## Collected data
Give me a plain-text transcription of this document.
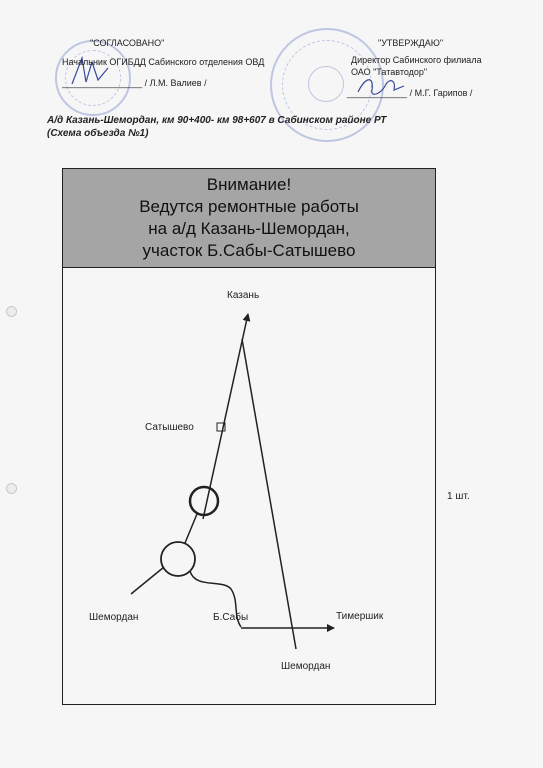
"СОГЛАСОВАНО"
Начальник ОГИБДД Сабинского отделения ОВД
________________ / Л.М. Валиев /
"УТВЕРЖДАЮ"
Директор Сабинского филиала
ОАО "Татавтодор"
____________ / М.Г. Гарипов /
А/д Казань-Шемордан, км 90+400- км 98+607 в Сабинском районе РТ
(Схема объезда №1)
1 шт.
Внимание!
Ведутся ремонтные работы
на а/д Казань-Шемордан,
участок Б.Сабы-Сатышево
Казань
Сатышево
Шемордан	Б.Сабы	Тимершик
Шемордан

## TASK PROMPT
Can you retype every record above exactly, leaving out the pictures?

## TASK RESULT
Give me a plain-text transcription of this document.
"СОГЛАСОВАНО"
Начальник ОГИБДД Сабинского отделения ОВД
________________ / Л.М. Валиев /
"УТВЕРЖДАЮ"
Директор Сабинского филиала
ОАО "Татавтодор"
____________ / М.Г. Гарипов /
А/д Казань-Шемордан, км 90+400- км 98+607 в Сабинском районе РТ
(Схема объезда №1)
1 шт.
Внимание!
Ведутся ремонтные работы
на а/д Казань-Шемордан,
участок Б.Сабы-Сатышево
Казань
Сатышево
Шемордан	Б.Сабы	Тимершик
Шемордан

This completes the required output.